Data records:
========================================================================
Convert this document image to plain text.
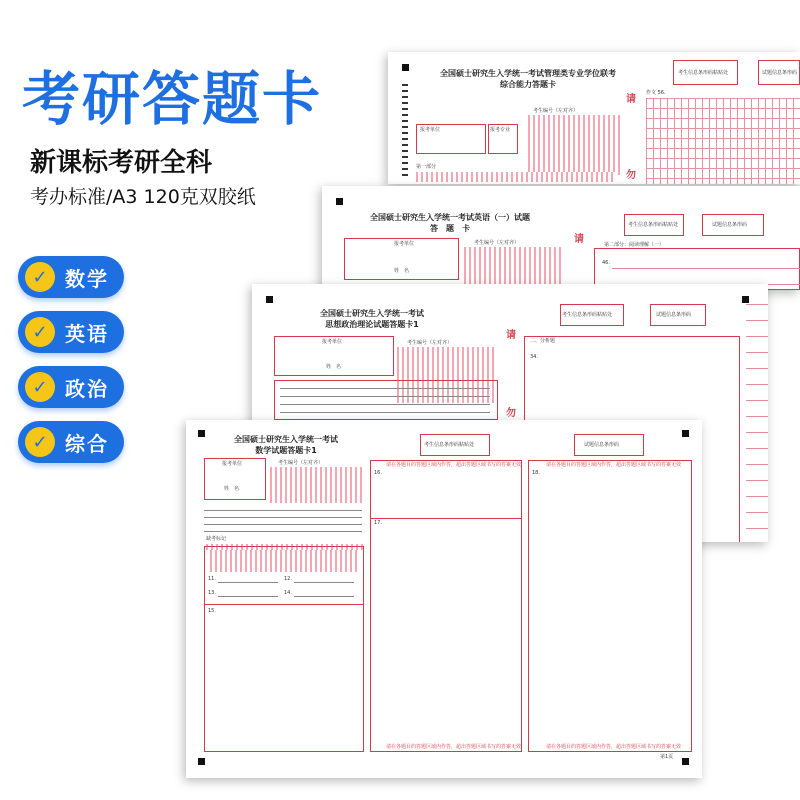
考研答题卡
新课标考研全科
考办标准/A3 120克双胶纸
✓ 数学
✓ 英语
✓ 政治
✓ 综合
全国硕士研究生入学统一考试管理类专业学位联考
综合能力答题卡
报考单位	报考专业
考生编号（左对齐）
第一部分
请
勿
考生信息条形码粘贴处	试题信息条形码
作文 56.
全国硕士研究生入学统一考试英语（一）试题
答　题　卡
报考单位
姓　名
考生编号（左对齐）	请
考生信息条形码粘贴处	试题信息条形码
第二部分：阅读理解（一）
46.
全国硕士研究生入学统一考试
思想政治理论试题答题卡1
报考单位
姓　名
考生编号（左对齐）
请
勿
考生信息条形码粘贴处	试题信息条形码
二、分析题
34.
全国硕士研究生入学统一考试
数学试题答题卡1
报考单位
姓　名
考生编号（左对齐）
缺考标记
11.	12.
13.	14.
15.
请在各题目的答题区域内作答，超出答题区域书写的答案无效
16.
17.
请在各题目的答题区域内作答，超出答题区域书写的答案无效
请在各题目的答题区域内作答，超出答题区域书写的答案无效
18.
请在各题目的答题区域内作答，超出答题区域书写的答案无效
考生信息条形码粘贴处	试题信息条形码
第1页
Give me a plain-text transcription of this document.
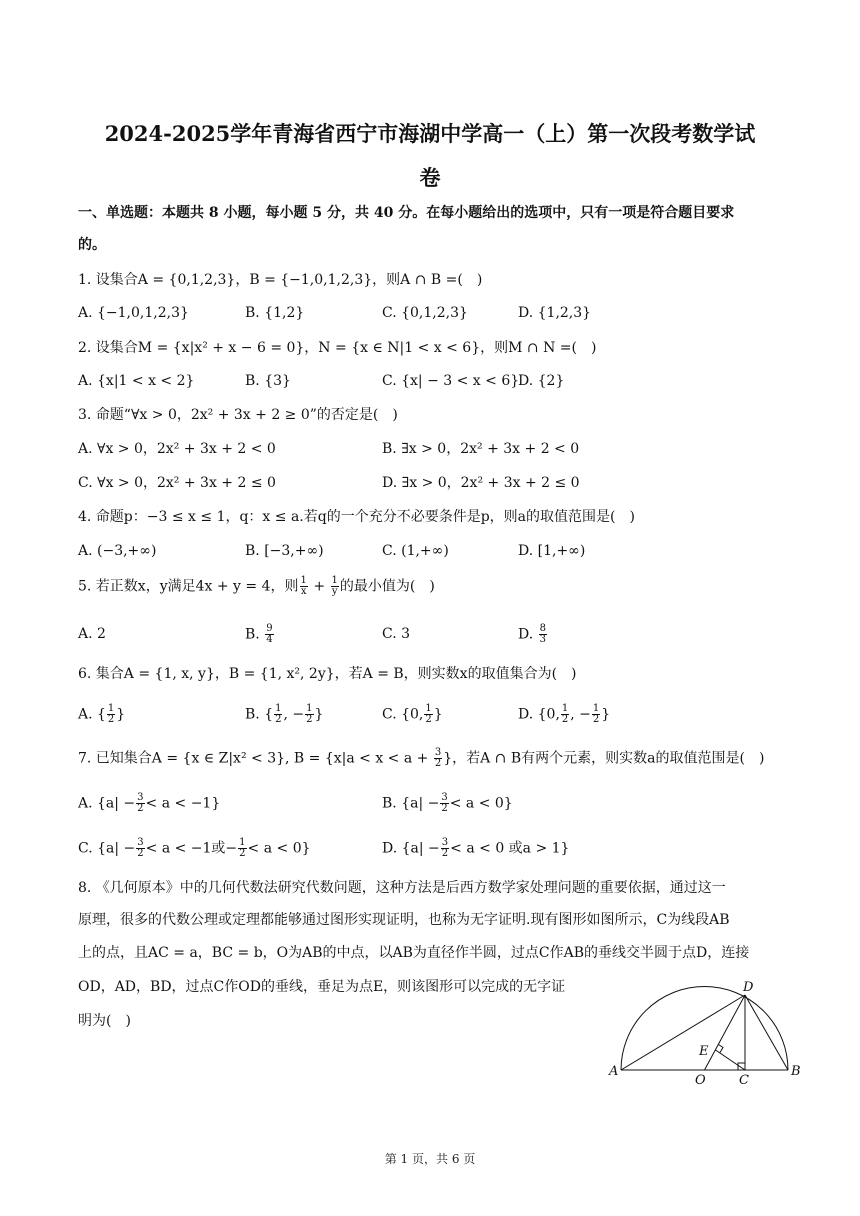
2024-2025学年青海省西宁市海湖中学高一（上）第一次段考数学试
卷
一、单选题：本题共 8 小题，每小题 5 分，共 40 分。在每小题给出的选项中，只有一项是符合题目要求
的。
1. 设集合A = {0,1,2,3}，B = {−1,0,1,2,3}，则A ∩ B =(　)
A. {−1,0,1,2,3}	B. {1,2}	C. {0,1,2,3}	D. {1,2,3}
2. 设集合M = {x|x² + x − 6 = 0}，N = {x ∈ N|1 < x < 6}，则M ∩ N =(　)
A. {x|1 < x < 2}	B. {3}	C. {x| − 3 < x < 6}
D. {2}
3. 命题“∀x > 0，2x² + 3x + 2 ≥ 0”的否定是(　)
A. ∀x > 0，2x² + 3x + 2 < 0	B. ∃x > 0，2x² + 3x + 2 < 0
C. ∀x > 0，2x² + 3x + 2 ≤ 0	D. ∃x > 0，2x² + 3x + 2 ≤ 0
4. 命题p：−3 ≤ x ≤ 1，q：x ≤ a.若q的一个充分不必要条件是p，则a的取值范围是(　)
A. (−3,+∞)	B. [−3,+∞)	C. (1,+∞)	D. [1,+∞)
5. 若正数x，y满足4x + y = 4，则 $\frac{1}{x} + \frac{1}{y}$ 的最小值为(　)
A. 2	B. $\frac{9}{4}$	C. 3	D. $\frac{8}{3}$
6. 集合A = {1, x, y}，B = {1, x², 2y}，若A = B，则实数x的取值集合为(　)
A. { $\frac{1}{2}$ }	B. { $\frac{1}{2}$ , − $\frac{1}{2}$ }	C. {0, $\frac{1}{2}$ }	D. {0, $\frac{1}{2}$ , − $\frac{1}{2}$ }
7. 已知集合A = {x ∈ Z|x² < 3}, $B = \{x|a < x < a + \frac{3}{2}$ }，若A ∩ B有两个元素，则实数a的取值范围是(　)
A. $\{a| - \frac{3}{2} < a < -1\}$	B. $\{a| - \frac{3}{2} < a < 0\}$
C. {$a| - \frac{3}{2} < a < -1$或− $\frac{1}{2} < a < 0$}	D. {$a| - \frac{3}{2} < a < 0$ 或a > 1}
8. 《几何原本》中的几何代数法研究代数问题，这种方法是后西方数学家处理问题的重要依据，通过这一
原理，很多的代数公理或定理都能够通过图形实现证明，也称为无字证明.现有图形如图所示，C为线段AB
上的点，且AC = a，BC = b，O为AB的中点，以AB为直径作半圆，过点C作AB的垂线交半圆于点D，连接
OD，AD，BD，过点C作OD的垂线，垂足为点E，则该图形可以完成的无字证
明为(　)
A	B
C
D
E
O
第 1 页，共 6 页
========================================================================
» Aim of the exercise: Retype the whole listing exactly and leave the pictures out.

» Result of this exercise:
Convert this document image to plain text.
考研答题卡
新课标考研全科
考办标准/A3 120克双胶纸
✓ 数学
✓ 英语
✓ 政治
✓ 综合
全国硕士研究生入学统一考试管理类专业学位联考
综合能力答题卡
报考单位	报考专业
考生编号（左对齐）
第一部分
请
勿
考生信息条形码粘贴处	试题信息条形码
作文 56.
全国硕士研究生入学统一考试英语（一）试题
答　题　卡
报考单位
姓　名
考生编号（左对齐）	请
考生信息条形码粘贴处	试题信息条形码
第二部分：阅读理解（一）
46.
全国硕士研究生入学统一考试
思想政治理论试题答题卡1
报考单位
姓　名
考生编号（左对齐）
请
勿
考生信息条形码粘贴处	试题信息条形码
二、分析题
34.
全国硕士研究生入学统一考试
数学试题答题卡1
报考单位
姓　名
考生编号（左对齐）
缺考标记
11.	12.
13.	14.
15.
请在各题目的答题区域内作答，超出答题区域书写的答案无效
16.
17.
请在各题目的答题区域内作答，超出答题区域书写的答案无效
请在各题目的答题区域内作答，超出答题区域书写的答案无效
18.
请在各题目的答题区域内作答，超出答题区域书写的答案无效
考生信息条形码粘贴处	试题信息条形码
第1页
Give me a plain-text transcription of this document.
2024-2025学年青海省西宁市海湖中学高一（上）第一次段考数学试
卷
一、单选题：本题共 8 小题，每小题 5 分，共 40 分。在每小题给出的选项中，只有一项是符合题目要求
的。
1. 设集合A = {0,1,2,3}，B = {−1,0,1,2,3}，则A ∩ B =(　)
A. {−1,0,1,2,3}	B. {1,2}	C. {0,1,2,3}	D. {1,2,3}
2. 设集合M = {x|x² + x − 6 = 0}，N = {x ∈ N|1 < x < 6}，则M ∩ N =(　)
A. {x|1 < x < 2}	B. {3}	C. {x| − 3 < x < 6}
D. {2}
3. 命题“∀x > 0，2x² + 3x + 2 ≥ 0”的否定是(　)
A. ∀x > 0，2x² + 3x + 2 < 0	B. ∃x > 0，2x² + 3x + 2 < 0
C. ∀x > 0，2x² + 3x + 2 ≤ 0	D. ∃x > 0，2x² + 3x + 2 ≤ 0
4. 命题p：−3 ≤ x ≤ 1，q：x ≤ a.若q的一个充分不必要条件是p，则a的取值范围是(　)
A. (−3,+∞)	B. [−3,+∞)	C. (1,+∞)	D. [1,+∞)
5. 若正数x，y满足4x + y = 4，则 $\frac{1}{x} + \frac{1}{y}$ 的最小值为(　)
A. 2	B. $\frac{9}{4}$	C. 3	D. $\frac{8}{3}$
6. 集合A = {1, x, y}，B = {1, x², 2y}，若A = B，则实数x的取值集合为(　)
A. { $\frac{1}{2}$ }	B. { $\frac{1}{2}$ , − $\frac{1}{2}$ }	C. {0, $\frac{1}{2}$ }	D. {0, $\frac{1}{2}$ , − $\frac{1}{2}$ }
7. 已知集合A = {x ∈ Z|x² < 3}, $B = \{x|a < x < a + \frac{3}{2}$ }，若A ∩ B有两个元素，则实数a的取值范围是(　)
A. $\{a| - \frac{3}{2} < a < -1\}$	B. $\{a| - \frac{3}{2} < a < 0\}$
C. {$a| - \frac{3}{2} < a < -1$或− $\frac{1}{2} < a < 0$}	D. {$a| - \frac{3}{2} < a < 0$ 或a > 1}
8. 《几何原本》中的几何代数法研究代数问题，这种方法是后西方数学家处理问题的重要依据，通过这一
原理，很多的代数公理或定理都能够通过图形实现证明，也称为无字证明.现有图形如图所示，C为线段AB
上的点，且AC = a，BC = b，O为AB的中点，以AB为直径作半圆，过点C作AB的垂线交半圆于点D，连接
OD，AD，BD，过点C作OD的垂线，垂足为点E，则该图形可以完成的无字证
明为(　)
A	B
C
D
E
O
第 1 页，共 6 页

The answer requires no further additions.